## EXERCISE
Write out each line from the data below that includes the word "subtitle".

+++

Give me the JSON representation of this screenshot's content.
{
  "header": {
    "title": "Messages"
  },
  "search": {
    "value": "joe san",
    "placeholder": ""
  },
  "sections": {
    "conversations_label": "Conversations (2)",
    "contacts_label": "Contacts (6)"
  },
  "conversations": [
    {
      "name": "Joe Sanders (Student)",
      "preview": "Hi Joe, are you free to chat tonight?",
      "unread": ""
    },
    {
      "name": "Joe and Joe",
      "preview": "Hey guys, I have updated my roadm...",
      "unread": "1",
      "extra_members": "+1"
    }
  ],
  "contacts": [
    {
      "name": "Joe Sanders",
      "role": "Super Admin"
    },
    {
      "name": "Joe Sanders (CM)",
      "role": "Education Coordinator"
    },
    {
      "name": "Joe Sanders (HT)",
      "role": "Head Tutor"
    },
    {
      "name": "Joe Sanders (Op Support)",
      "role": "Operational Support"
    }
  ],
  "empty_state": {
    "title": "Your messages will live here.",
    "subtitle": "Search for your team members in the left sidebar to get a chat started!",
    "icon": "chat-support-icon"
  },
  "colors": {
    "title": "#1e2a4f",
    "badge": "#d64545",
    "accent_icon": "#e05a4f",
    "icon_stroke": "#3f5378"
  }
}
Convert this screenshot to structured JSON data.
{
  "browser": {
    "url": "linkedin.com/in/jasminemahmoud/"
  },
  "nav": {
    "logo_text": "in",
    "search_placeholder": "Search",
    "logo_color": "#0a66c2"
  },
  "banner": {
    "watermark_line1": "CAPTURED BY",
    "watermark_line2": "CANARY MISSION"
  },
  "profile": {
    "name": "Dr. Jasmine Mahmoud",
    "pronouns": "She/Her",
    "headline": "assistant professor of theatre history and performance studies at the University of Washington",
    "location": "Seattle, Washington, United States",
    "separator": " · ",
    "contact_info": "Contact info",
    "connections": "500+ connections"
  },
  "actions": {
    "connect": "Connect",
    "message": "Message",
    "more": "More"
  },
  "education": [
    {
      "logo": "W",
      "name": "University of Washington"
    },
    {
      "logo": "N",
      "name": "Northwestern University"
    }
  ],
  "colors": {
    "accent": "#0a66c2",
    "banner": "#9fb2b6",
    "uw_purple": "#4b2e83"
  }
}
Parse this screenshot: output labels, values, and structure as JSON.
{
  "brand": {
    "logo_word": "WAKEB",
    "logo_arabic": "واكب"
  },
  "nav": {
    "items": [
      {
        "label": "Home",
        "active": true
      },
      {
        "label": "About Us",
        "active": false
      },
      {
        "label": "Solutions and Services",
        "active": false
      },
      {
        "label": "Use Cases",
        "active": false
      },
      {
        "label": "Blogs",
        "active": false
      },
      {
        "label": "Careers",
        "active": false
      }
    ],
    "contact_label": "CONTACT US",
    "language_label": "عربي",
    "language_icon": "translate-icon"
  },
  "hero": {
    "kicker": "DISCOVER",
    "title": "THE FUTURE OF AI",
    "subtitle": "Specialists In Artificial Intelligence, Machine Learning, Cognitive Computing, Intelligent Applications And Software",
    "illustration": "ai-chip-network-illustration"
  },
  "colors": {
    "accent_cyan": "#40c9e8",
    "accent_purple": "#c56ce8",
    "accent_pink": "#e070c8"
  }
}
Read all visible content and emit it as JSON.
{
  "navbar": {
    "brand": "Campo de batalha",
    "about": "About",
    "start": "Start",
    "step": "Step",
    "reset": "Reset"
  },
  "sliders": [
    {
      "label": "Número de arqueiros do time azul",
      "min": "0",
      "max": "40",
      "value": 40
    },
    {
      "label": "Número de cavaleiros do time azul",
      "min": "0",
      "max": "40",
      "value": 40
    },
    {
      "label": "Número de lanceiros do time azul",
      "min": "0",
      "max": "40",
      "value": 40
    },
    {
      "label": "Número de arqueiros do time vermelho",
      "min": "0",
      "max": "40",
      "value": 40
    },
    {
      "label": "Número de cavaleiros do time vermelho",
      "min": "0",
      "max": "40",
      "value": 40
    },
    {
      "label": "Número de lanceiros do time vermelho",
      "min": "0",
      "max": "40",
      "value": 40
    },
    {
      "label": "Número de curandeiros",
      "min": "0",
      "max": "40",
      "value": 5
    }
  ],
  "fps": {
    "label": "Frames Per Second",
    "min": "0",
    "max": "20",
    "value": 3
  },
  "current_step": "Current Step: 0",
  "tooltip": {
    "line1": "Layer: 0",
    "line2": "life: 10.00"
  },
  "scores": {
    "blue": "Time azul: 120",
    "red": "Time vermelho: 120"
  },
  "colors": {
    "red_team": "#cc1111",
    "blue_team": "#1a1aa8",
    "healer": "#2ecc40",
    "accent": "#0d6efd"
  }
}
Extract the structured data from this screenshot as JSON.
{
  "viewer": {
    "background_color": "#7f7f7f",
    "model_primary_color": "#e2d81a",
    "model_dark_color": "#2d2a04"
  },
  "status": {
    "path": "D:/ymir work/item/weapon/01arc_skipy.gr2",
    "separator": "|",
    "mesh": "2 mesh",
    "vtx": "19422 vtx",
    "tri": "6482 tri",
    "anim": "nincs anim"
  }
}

+++

## EXERCISE RESPONSE
    "subtitle": "Search for your team members in the left sidebar to get a chat started!",
    "subtitle": "Specialists In Artificial Intelligence, Machine Learning, Cognitive Computing, Intelligent Applications And Software",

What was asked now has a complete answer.